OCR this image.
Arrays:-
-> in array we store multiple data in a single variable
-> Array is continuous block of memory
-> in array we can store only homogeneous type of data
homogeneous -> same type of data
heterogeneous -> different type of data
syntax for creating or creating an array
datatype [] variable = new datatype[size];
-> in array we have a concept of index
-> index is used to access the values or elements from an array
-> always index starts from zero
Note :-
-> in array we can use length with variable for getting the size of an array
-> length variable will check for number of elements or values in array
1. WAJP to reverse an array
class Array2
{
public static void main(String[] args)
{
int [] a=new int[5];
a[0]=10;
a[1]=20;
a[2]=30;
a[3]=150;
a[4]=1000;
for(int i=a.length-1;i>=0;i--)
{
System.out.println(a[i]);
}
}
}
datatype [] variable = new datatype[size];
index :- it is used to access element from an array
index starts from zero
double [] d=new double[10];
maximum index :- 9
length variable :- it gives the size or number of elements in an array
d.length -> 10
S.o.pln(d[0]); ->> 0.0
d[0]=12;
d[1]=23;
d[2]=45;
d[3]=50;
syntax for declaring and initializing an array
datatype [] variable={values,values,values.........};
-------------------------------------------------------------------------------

+ + + +

From the preceding material, extract every line exactly.

**TASK OUTPUT**
OCR this image.
Arrays:-
-> in array we store multiple data in a single variable
-> Array is continuous block of memory
-> in array we can store only homogeneous type of data
homogeneous -> same type of data
heterogeneous -> different type of data
syntax for creating or creating an array
datatype [] variable = new datatype[size];
-> in array we have a concept of index
-> index is used to access the values or elements from an array
-> always index starts from zero
Note :-
-> in array we can use length with variable for getting the size of an array
-> length variable will check for number of elements or values in array
1. WAJP to reverse an array
class Array2
{
public static void main(String[] args)
{
int [] a=new int[5];
a[0]=10;
a[1]=20;
a[2]=30;
a[3]=150;
a[4]=1000;
for(int i=a.length-1;i>=0;i--)
{
System.out.println(a[i]);
}
}
}
datatype [] variable = new datatype[size];
index :- it is used to access element from an array
index starts from zero
double [] d=new double[10];
maximum index :- 9
length variable :- it gives the size or number of elements in an array
d.length -> 10
S.o.pln(d[0]); ->> 0.0
d[0]=12;
d[1]=23;
d[2]=45;
d[3]=50;
syntax for declaring and initializing an array
datatype [] variable={values,values,values.........};
-------------------------------------------------------------------------------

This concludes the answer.